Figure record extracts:
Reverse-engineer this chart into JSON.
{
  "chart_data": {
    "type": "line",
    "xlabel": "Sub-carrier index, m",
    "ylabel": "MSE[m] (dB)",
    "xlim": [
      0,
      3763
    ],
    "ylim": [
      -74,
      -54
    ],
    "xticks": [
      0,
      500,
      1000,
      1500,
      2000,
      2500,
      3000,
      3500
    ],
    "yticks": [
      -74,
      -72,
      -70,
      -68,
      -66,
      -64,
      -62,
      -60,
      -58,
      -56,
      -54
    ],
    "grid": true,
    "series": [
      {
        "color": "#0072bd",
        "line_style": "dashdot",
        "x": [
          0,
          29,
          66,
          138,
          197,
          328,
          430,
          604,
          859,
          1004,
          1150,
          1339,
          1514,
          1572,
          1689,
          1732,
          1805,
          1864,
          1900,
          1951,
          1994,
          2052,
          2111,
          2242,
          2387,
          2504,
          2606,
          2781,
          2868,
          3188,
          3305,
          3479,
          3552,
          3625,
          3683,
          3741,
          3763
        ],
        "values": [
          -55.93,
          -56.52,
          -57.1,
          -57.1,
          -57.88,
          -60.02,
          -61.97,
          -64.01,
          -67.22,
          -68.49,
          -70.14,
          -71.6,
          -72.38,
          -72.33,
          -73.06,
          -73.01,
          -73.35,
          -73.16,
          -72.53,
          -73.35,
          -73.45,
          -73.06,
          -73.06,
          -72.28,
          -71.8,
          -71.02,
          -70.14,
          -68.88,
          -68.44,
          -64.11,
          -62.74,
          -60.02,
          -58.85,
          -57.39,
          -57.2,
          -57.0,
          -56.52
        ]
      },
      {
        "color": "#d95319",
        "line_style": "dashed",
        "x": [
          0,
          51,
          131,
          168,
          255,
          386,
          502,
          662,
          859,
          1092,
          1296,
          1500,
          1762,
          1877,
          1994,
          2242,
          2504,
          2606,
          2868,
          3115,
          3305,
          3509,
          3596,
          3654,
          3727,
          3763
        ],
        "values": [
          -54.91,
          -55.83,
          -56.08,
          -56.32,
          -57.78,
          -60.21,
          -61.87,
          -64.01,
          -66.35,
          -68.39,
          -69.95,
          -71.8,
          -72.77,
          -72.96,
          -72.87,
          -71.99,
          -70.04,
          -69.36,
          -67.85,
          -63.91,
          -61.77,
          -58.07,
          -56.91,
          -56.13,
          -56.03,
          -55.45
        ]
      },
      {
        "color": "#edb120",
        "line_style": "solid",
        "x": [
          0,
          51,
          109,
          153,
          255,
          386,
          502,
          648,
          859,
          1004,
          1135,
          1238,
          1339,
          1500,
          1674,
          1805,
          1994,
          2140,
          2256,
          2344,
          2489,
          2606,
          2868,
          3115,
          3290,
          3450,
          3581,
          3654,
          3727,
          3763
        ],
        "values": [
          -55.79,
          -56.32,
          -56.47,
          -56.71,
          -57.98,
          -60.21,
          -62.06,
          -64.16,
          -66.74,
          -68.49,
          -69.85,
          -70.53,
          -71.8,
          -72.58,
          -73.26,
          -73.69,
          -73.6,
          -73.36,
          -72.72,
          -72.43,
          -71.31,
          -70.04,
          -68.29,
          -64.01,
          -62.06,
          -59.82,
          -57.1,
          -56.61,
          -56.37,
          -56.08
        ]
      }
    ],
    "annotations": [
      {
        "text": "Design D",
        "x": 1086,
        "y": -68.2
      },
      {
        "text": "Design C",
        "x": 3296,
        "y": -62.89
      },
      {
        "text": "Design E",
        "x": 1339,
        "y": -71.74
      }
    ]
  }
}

**Your objective:**
Take the entries above and copy them out exactly.

**Task result:**
Reverse-engineer this chart into JSON.
{
  "chart_data": {
    "type": "line",
    "xlabel": "Sub-carrier index, m",
    "ylabel": "MSE[m] (dB)",
    "xlim": [
      0,
      3763
    ],
    "ylim": [
      -74,
      -54
    ],
    "xticks": [
      0,
      500,
      1000,
      1500,
      2000,
      2500,
      3000,
      3500
    ],
    "yticks": [
      -74,
      -72,
      -70,
      -68,
      -66,
      -64,
      -62,
      -60,
      -58,
      -56,
      -54
    ],
    "grid": true,
    "series": [
      {
        "color": "#0072bd",
        "line_style": "dashdot",
        "x": [
          0,
          29,
          66,
          138,
          197,
          328,
          430,
          604,
          859,
          1004,
          1150,
          1339,
          1514,
          1572,
          1689,
          1732,
          1805,
          1864,
          1900,
          1951,
          1994,
          2052,
          2111,
          2242,
          2387,
          2504,
          2606,
          2781,
          2868,
          3188,
          3305,
          3479,
          3552,
          3625,
          3683,
          3741,
          3763
        ],
        "values": [
          -55.93,
          -56.52,
          -57.1,
          -57.1,
          -57.88,
          -60.02,
          -61.97,
          -64.01,
          -67.22,
          -68.49,
          -70.14,
          -71.6,
          -72.38,
          -72.33,
          -73.06,
          -73.01,
          -73.35,
          -73.16,
          -72.53,
          -73.35,
          -73.45,
          -73.06,
          -73.06,
          -72.28,
          -71.8,
          -71.02,
          -70.14,
          -68.88,
          -68.44,
          -64.11,
          -62.74,
          -60.02,
          -58.85,
          -57.39,
          -57.2,
          -57.0,
          -56.52
        ]
      },
      {
        "color": "#d95319",
        "line_style": "dashed",
        "x": [
          0,
          51,
          131,
          168,
          255,
          386,
          502,
          662,
          859,
          1092,
          1296,
          1500,
          1762,
          1877,
          1994,
          2242,
          2504,
          2606,
          2868,
          3115,
          3305,
          3509,
          3596,
          3654,
          3727,
          3763
        ],
        "values": [
          -54.91,
          -55.83,
          -56.08,
          -56.32,
          -57.78,
          -60.21,
          -61.87,
          -64.01,
          -66.35,
          -68.39,
          -69.95,
          -71.8,
          -72.77,
          -72.96,
          -72.87,
          -71.99,
          -70.04,
          -69.36,
          -67.85,
          -63.91,
          -61.77,
          -58.07,
          -56.91,
          -56.13,
          -56.03,
          -55.45
        ]
      },
      {
        "color": "#edb120",
        "line_style": "solid",
        "x": [
          0,
          51,
          109,
          153,
          255,
          386,
          502,
          648,
          859,
          1004,
          1135,
          1238,
          1339,
          1500,
          1674,
          1805,
          1994,
          2140,
          2256,
          2344,
          2489,
          2606,
          2868,
          3115,
          3290,
          3450,
          3581,
          3654,
          3727,
          3763
        ],
        "values": [
          -55.79,
          -56.32,
          -56.47,
          -56.71,
          -57.98,
          -60.21,
          -62.06,
          -64.16,
          -66.74,
          -68.49,
          -69.85,
          -70.53,
          -71.8,
          -72.58,
          -73.26,
          -73.69,
          -73.6,
          -73.36,
          -72.72,
          -72.43,
          -71.31,
          -70.04,
          -68.29,
          -64.01,
          -62.06,
          -59.82,
          -57.1,
          -56.61,
          -56.37,
          -56.08
        ]
      }
    ],
    "annotations": [
      {
        "text": "Design D",
        "x": 1086,
        "y": -68.2
      },
      {
        "text": "Design C",
        "x": 3296,
        "y": -62.89
      },
      {
        "text": "Design E",
        "x": 1339,
        "y": -71.74
      }
    ]
  }
}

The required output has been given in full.